• [Written task]:
Tell how many lines include the string "Parent". Answer with a single number.

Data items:

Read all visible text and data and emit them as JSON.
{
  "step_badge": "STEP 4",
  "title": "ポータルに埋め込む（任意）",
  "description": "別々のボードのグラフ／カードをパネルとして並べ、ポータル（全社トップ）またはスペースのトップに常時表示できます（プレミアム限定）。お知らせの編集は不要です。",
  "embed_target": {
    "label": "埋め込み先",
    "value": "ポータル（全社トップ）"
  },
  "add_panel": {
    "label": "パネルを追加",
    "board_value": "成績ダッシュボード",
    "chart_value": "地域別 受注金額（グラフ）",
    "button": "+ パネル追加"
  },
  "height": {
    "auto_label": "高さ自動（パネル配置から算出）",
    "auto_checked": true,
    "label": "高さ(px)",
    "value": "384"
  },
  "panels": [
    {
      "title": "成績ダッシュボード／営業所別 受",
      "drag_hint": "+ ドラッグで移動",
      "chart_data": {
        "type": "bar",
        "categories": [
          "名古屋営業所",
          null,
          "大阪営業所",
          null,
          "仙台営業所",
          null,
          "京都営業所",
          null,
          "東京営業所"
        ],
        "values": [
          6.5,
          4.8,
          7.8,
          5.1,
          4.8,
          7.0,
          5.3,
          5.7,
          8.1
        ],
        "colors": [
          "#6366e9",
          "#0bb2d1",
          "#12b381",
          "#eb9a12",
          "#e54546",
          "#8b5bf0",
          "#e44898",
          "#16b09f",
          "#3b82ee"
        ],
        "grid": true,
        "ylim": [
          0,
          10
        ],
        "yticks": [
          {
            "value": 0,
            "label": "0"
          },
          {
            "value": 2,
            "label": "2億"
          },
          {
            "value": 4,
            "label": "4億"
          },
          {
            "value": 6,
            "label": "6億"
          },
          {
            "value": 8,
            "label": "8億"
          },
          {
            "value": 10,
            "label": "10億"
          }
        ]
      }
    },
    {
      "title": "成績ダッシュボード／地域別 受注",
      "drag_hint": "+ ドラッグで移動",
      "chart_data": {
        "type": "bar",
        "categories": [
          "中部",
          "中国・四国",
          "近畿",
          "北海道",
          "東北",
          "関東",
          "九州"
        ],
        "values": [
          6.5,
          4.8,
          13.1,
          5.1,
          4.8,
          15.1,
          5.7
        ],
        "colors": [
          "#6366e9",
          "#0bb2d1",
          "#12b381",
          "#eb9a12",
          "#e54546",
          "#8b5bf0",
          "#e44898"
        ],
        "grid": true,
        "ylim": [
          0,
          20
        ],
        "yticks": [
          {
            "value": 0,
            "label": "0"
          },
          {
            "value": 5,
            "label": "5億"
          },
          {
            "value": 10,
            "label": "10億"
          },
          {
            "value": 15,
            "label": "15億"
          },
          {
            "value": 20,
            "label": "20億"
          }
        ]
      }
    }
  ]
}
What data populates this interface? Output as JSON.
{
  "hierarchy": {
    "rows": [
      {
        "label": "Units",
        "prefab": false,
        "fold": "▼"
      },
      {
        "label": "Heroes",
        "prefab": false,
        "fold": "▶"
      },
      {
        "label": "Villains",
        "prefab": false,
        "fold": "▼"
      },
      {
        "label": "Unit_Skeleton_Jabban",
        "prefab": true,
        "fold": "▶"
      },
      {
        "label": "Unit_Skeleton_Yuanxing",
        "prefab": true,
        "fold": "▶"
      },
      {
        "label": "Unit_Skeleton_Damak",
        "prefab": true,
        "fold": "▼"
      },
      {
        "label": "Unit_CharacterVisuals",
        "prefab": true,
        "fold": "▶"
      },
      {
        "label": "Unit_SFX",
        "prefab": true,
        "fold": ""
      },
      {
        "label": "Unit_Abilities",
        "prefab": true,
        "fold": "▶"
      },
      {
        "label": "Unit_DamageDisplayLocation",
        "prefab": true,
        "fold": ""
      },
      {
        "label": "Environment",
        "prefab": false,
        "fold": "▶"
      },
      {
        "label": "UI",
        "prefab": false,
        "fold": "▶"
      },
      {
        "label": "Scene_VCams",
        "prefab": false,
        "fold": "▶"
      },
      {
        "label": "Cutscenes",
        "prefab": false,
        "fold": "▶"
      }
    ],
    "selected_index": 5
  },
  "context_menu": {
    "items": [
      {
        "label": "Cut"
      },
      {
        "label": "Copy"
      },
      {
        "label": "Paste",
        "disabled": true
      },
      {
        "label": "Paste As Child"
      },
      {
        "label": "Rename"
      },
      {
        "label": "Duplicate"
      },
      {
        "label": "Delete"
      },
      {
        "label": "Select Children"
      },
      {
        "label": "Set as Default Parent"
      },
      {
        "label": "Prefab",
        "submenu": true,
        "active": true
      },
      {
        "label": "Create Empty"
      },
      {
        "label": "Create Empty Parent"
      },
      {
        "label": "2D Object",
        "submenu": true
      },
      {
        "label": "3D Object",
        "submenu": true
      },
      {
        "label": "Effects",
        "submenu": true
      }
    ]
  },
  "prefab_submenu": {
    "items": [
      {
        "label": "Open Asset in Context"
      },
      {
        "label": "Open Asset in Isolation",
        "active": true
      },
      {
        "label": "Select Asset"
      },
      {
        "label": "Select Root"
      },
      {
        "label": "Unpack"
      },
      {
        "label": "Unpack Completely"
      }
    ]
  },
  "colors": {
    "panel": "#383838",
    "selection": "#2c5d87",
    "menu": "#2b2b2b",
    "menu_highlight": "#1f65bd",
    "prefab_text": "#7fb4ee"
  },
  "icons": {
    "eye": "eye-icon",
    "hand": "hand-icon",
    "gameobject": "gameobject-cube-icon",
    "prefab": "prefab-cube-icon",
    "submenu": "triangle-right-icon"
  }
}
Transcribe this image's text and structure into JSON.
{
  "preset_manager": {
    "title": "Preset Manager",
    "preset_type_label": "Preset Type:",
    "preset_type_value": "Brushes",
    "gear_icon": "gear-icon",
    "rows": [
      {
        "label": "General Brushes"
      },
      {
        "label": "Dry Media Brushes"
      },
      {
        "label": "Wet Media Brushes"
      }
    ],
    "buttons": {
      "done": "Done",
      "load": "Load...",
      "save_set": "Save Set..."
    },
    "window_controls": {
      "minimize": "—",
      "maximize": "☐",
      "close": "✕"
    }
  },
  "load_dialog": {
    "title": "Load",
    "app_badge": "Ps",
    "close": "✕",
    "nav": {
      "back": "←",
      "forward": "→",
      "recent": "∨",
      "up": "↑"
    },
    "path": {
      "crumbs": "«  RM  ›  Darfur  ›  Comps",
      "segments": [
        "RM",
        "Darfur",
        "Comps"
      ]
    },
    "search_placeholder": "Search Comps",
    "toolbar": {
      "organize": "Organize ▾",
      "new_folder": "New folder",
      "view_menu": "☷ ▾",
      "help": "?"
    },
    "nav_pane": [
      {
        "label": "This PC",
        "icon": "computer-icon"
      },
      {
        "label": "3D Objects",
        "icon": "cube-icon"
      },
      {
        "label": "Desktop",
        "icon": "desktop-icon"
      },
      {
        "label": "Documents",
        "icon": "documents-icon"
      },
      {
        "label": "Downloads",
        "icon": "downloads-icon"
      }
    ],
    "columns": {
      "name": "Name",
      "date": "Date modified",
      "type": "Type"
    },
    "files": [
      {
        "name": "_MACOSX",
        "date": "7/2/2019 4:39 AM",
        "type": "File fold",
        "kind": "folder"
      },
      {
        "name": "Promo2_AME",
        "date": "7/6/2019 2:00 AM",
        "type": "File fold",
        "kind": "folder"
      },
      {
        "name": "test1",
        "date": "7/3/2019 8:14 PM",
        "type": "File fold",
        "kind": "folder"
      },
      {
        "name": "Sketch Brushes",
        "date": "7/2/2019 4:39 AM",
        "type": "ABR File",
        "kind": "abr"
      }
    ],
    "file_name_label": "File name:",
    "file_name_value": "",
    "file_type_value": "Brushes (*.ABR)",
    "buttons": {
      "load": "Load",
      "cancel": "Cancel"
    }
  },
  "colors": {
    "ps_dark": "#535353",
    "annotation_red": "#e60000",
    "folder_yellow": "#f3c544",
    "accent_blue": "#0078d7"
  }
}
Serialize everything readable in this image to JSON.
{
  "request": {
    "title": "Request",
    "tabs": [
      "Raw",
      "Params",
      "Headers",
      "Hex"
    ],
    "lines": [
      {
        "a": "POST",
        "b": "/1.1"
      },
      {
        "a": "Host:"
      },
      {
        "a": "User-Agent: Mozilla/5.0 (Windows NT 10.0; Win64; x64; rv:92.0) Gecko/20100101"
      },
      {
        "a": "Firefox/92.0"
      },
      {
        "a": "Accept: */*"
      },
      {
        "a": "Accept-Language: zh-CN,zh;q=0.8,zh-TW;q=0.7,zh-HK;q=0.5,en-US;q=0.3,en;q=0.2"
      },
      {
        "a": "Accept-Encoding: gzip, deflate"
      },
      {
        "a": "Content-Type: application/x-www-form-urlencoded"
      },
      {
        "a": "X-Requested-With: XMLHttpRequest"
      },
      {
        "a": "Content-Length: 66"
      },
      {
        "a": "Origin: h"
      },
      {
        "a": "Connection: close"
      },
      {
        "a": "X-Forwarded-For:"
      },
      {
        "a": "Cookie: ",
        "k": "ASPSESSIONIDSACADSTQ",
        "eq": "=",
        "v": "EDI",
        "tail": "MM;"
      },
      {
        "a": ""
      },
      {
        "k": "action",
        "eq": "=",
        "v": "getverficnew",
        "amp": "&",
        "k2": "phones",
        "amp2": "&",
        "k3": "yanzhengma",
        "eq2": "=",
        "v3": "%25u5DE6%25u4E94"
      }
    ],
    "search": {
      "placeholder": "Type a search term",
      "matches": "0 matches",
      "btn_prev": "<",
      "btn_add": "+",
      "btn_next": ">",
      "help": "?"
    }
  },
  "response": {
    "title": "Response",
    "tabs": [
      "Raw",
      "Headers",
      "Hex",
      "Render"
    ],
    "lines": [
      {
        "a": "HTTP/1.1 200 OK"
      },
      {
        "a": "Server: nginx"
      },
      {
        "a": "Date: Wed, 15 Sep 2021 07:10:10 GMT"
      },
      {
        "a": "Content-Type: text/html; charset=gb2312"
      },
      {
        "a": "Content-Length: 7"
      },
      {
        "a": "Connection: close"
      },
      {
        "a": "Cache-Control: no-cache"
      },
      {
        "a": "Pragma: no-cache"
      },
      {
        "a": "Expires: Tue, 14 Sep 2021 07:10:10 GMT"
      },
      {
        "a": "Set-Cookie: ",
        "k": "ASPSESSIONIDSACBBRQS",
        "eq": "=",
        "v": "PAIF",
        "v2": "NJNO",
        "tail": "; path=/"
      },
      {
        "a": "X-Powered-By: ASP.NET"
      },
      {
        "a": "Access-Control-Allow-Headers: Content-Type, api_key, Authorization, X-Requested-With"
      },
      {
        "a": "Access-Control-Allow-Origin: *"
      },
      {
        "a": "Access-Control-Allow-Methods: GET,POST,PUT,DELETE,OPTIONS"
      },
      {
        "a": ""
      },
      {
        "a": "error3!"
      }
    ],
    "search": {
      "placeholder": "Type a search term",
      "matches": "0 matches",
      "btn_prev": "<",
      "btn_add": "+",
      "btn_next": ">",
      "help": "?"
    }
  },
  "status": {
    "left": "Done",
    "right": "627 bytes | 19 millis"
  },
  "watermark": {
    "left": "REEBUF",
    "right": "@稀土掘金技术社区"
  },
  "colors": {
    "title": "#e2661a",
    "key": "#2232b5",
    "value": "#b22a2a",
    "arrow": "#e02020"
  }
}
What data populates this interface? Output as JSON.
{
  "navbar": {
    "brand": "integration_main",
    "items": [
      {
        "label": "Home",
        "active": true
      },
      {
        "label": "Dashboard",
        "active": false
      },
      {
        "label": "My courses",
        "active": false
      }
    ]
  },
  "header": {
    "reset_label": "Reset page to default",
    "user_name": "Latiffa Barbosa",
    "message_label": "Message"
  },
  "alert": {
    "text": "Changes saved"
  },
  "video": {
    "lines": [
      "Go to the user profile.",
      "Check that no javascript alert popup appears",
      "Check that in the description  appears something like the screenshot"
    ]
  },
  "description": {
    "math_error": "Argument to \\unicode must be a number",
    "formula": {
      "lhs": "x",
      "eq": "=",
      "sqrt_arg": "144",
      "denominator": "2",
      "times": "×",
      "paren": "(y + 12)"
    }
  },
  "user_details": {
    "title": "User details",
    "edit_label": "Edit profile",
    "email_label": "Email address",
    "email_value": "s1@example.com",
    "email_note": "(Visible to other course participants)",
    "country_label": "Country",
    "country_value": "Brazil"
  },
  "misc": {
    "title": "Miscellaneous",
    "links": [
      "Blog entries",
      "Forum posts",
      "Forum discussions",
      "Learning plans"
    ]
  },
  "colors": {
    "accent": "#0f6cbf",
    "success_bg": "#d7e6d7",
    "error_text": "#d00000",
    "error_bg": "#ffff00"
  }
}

• [Finished exercise]:
2